* THE EXERCISE
Output only the span of lines that begins at the line containing "Convert this document image to plain text." and ends at the last line of the data, both included, exactly as they appear.

[Start DATA TO PROCESS]

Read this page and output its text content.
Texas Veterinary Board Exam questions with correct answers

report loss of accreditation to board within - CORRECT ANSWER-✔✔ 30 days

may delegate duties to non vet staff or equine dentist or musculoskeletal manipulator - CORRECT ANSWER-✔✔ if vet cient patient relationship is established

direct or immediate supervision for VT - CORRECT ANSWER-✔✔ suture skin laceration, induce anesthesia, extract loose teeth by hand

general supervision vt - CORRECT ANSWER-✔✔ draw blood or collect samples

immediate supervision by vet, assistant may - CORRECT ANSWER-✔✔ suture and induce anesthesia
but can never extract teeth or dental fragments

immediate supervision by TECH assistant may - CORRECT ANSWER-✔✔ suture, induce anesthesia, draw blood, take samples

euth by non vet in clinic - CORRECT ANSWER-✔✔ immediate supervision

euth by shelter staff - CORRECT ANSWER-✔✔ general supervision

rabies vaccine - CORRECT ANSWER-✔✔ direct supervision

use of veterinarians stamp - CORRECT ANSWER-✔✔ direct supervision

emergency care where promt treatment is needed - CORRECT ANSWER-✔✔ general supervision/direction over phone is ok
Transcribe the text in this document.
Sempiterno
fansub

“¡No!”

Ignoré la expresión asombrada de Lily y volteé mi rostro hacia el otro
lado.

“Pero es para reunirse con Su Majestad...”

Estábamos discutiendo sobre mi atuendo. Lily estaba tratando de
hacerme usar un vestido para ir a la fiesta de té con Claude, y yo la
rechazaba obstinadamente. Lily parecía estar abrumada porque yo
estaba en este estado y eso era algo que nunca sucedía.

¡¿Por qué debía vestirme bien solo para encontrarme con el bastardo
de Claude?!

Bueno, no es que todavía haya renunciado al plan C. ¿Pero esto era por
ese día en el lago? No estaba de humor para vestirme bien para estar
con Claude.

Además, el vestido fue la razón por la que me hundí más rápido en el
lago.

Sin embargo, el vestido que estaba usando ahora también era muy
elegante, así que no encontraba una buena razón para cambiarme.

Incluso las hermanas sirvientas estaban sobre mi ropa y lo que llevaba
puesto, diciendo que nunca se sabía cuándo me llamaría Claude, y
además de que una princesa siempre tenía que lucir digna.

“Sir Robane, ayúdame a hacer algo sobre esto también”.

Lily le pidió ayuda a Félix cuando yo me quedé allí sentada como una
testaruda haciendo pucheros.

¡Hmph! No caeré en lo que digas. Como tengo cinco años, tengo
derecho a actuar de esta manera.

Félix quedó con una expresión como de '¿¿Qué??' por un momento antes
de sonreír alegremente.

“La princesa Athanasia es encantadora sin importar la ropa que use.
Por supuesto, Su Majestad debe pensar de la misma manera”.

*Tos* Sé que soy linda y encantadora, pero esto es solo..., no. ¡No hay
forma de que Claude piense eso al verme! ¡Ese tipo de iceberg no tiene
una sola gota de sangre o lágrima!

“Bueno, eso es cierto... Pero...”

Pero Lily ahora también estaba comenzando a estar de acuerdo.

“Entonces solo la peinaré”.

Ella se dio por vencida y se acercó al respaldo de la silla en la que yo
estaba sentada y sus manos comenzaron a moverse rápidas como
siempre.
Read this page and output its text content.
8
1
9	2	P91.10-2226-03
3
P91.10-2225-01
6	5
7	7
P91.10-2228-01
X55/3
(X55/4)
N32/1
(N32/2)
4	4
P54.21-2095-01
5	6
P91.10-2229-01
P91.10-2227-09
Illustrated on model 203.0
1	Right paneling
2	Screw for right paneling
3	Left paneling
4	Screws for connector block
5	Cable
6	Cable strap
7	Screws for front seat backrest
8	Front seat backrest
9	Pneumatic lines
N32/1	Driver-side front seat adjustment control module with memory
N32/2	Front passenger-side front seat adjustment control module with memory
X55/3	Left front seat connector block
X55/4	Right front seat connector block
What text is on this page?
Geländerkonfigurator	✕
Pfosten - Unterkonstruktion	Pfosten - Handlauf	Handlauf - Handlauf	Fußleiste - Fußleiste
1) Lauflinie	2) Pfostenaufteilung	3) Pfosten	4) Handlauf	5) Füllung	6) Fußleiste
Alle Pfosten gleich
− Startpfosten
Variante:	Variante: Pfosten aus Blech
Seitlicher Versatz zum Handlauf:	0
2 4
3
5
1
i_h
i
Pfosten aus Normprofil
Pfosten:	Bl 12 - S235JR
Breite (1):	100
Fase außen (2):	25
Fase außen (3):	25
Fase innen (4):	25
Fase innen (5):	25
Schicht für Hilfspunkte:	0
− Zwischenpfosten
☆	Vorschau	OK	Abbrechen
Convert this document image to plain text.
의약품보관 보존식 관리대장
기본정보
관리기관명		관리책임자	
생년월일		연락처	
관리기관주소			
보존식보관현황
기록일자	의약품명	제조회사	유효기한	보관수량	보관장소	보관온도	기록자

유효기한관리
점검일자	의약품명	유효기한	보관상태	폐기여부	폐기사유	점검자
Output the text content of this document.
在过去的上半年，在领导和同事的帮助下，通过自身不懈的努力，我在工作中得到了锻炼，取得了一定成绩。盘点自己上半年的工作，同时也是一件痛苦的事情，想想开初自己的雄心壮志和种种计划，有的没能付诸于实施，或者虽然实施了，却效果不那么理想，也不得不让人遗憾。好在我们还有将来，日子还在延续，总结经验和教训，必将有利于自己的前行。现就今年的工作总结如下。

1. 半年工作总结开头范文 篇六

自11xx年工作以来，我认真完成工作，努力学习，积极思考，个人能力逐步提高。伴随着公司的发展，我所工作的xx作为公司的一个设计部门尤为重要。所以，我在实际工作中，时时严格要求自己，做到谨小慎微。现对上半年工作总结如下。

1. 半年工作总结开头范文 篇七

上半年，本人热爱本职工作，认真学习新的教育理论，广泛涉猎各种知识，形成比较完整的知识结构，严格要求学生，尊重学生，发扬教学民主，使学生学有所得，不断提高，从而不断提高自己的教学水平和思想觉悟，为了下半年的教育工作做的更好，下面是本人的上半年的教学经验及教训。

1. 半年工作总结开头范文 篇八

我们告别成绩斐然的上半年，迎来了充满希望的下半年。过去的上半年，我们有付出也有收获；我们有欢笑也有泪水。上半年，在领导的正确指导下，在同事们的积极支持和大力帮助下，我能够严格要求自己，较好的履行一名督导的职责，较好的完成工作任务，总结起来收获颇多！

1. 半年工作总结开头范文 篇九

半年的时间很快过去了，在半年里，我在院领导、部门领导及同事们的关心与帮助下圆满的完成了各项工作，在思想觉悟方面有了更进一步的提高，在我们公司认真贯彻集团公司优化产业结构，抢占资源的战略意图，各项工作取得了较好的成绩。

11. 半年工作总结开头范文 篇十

[End DATA TO PROCESS]

* EXERCISE RESPONSE
Convert this document image to plain text.
의약품보관 보존식 관리대장
기본정보
관리기관명		관리책임자	
생년월일		연락처	
관리기관주소			
보존식보관현황
기록일자	의약품명	제조회사	유효기한	보관수량	보관장소	보관온도	기록자

유효기한관리
점검일자	의약품명	유효기한	보관상태	폐기여부	폐기사유	점검자
Output the text content of this document.
在过去的上半年，在领导和同事的帮助下，通过自身不懈的努力，我在工作中得到了锻炼，取得了一定成绩。盘点自己上半年的工作，同时也是一件痛苦的事情，想想开初自己的雄心壮志和种种计划，有的没能付诸于实施，或者虽然实施了，却效果不那么理想，也不得不让人遗憾。好在我们还有将来，日子还在延续，总结经验和教训，必将有利于自己的前行。现就今年的工作总结如下。

1. 半年工作总结开头范文 篇六

自11xx年工作以来，我认真完成工作，努力学习，积极思考，个人能力逐步提高。伴随着公司的发展，我所工作的xx作为公司的一个设计部门尤为重要。所以，我在实际工作中，时时严格要求自己，做到谨小慎微。现对上半年工作总结如下。

1. 半年工作总结开头范文 篇七

上半年，本人热爱本职工作，认真学习新的教育理论，广泛涉猎各种知识，形成比较完整的知识结构，严格要求学生，尊重学生，发扬教学民主，使学生学有所得，不断提高，从而不断提高自己的教学水平和思想觉悟，为了下半年的教育工作做的更好，下面是本人的上半年的教学经验及教训。

1. 半年工作总结开头范文 篇八

我们告别成绩斐然的上半年，迎来了充满希望的下半年。过去的上半年，我们有付出也有收获；我们有欢笑也有泪水。上半年，在领导的正确指导下，在同事们的积极支持和大力帮助下，我能够严格要求自己，较好的履行一名督导的职责，较好的完成工作任务，总结起来收获颇多！

1. 半年工作总结开头范文 篇九

半年的时间很快过去了，在半年里，我在院领导、部门领导及同事们的关心与帮助下圆满的完成了各项工作，在思想觉悟方面有了更进一步的提高，在我们公司认真贯彻集团公司优化产业结构，抢占资源的战略意图，各项工作取得了较好的成绩。

11. 半年工作总结开头范文 篇十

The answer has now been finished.